• _What is needed_: Write out the listing beneath this instruction in its entirety, exactly as it reads.

Some records:
____________

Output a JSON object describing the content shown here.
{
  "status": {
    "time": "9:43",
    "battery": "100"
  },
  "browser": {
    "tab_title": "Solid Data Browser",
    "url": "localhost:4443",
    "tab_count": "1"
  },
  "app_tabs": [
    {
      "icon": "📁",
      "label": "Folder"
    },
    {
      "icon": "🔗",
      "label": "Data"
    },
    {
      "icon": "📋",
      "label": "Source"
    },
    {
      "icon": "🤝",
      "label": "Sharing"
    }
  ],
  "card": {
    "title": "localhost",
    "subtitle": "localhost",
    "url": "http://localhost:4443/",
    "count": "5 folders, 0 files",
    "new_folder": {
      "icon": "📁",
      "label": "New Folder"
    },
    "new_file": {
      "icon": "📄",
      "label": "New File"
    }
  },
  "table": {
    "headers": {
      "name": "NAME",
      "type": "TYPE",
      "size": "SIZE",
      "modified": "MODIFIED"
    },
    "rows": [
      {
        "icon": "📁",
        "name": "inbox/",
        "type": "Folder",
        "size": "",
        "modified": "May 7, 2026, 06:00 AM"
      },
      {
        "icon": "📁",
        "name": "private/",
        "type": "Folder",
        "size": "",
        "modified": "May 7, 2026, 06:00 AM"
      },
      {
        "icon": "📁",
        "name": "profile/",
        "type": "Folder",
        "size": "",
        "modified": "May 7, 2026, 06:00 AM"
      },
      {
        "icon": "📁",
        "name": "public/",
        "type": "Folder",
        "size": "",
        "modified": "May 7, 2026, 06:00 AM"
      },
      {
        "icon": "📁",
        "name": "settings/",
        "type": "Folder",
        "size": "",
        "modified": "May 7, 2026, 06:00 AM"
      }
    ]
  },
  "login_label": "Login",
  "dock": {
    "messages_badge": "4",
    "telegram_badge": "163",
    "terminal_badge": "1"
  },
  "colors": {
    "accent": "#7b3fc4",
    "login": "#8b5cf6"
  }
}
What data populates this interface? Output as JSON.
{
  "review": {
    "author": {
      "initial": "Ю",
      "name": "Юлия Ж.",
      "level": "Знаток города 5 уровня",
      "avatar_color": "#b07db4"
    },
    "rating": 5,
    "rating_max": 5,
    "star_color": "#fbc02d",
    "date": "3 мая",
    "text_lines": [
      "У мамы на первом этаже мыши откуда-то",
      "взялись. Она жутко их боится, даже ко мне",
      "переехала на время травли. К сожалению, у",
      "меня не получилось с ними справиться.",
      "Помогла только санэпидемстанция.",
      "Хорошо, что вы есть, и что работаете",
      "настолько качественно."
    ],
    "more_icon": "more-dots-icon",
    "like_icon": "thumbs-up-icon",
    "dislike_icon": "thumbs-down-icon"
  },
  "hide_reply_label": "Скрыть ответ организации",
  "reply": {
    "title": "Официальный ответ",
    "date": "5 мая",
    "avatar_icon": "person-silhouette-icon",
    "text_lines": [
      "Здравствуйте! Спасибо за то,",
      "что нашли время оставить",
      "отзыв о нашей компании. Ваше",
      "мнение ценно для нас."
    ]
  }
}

____________

• _Exercise solution_:
Output a JSON object describing the content shown here.
{
  "status": {
    "time": "9:43",
    "battery": "100"
  },
  "browser": {
    "tab_title": "Solid Data Browser",
    "url": "localhost:4443",
    "tab_count": "1"
  },
  "app_tabs": [
    {
      "icon": "📁",
      "label": "Folder"
    },
    {
      "icon": "🔗",
      "label": "Data"
    },
    {
      "icon": "📋",
      "label": "Source"
    },
    {
      "icon": "🤝",
      "label": "Sharing"
    }
  ],
  "card": {
    "title": "localhost",
    "subtitle": "localhost",
    "url": "http://localhost:4443/",
    "count": "5 folders, 0 files",
    "new_folder": {
      "icon": "📁",
      "label": "New Folder"
    },
    "new_file": {
      "icon": "📄",
      "label": "New File"
    }
  },
  "table": {
    "headers": {
      "name": "NAME",
      "type": "TYPE",
      "size": "SIZE",
      "modified": "MODIFIED"
    },
    "rows": [
      {
        "icon": "📁",
        "name": "inbox/",
        "type": "Folder",
        "size": "",
        "modified": "May 7, 2026, 06:00 AM"
      },
      {
        "icon": "📁",
        "name": "private/",
        "type": "Folder",
        "size": "",
        "modified": "May 7, 2026, 06:00 AM"
      },
      {
        "icon": "📁",
        "name": "profile/",
        "type": "Folder",
        "size": "",
        "modified": "May 7, 2026, 06:00 AM"
      },
      {
        "icon": "📁",
        "name": "public/",
        "type": "Folder",
        "size": "",
        "modified": "May 7, 2026, 06:00 AM"
      },
      {
        "icon": "📁",
        "name": "settings/",
        "type": "Folder",
        "size": "",
        "modified": "May 7, 2026, 06:00 AM"
      }
    ]
  },
  "login_label": "Login",
  "dock": {
    "messages_badge": "4",
    "telegram_badge": "163",
    "terminal_badge": "1"
  },
  "colors": {
    "accent": "#7b3fc4",
    "login": "#8b5cf6"
  }
}
What data populates this interface? Output as JSON.
{
  "review": {
    "author": {
      "initial": "Ю",
      "name": "Юлия Ж.",
      "level": "Знаток города 5 уровня",
      "avatar_color": "#b07db4"
    },
    "rating": 5,
    "rating_max": 5,
    "star_color": "#fbc02d",
    "date": "3 мая",
    "text_lines": [
      "У мамы на первом этаже мыши откуда-то",
      "взялись. Она жутко их боится, даже ко мне",
      "переехала на время травли. К сожалению, у",
      "меня не получилось с ними справиться.",
      "Помогла только санэпидемстанция.",
      "Хорошо, что вы есть, и что работаете",
      "настолько качественно."
    ],
    "more_icon": "more-dots-icon",
    "like_icon": "thumbs-up-icon",
    "dislike_icon": "thumbs-down-icon"
  },
  "hide_reply_label": "Скрыть ответ организации",
  "reply": {
    "title": "Официальный ответ",
    "date": "5 мая",
    "avatar_icon": "person-silhouette-icon",
    "text_lines": [
      "Здравствуйте! Спасибо за то,",
      "что нашли время оставить",
      "отзыв о нашей компании. Ваше",
      "мнение ценно для нас."
    ]
  }
}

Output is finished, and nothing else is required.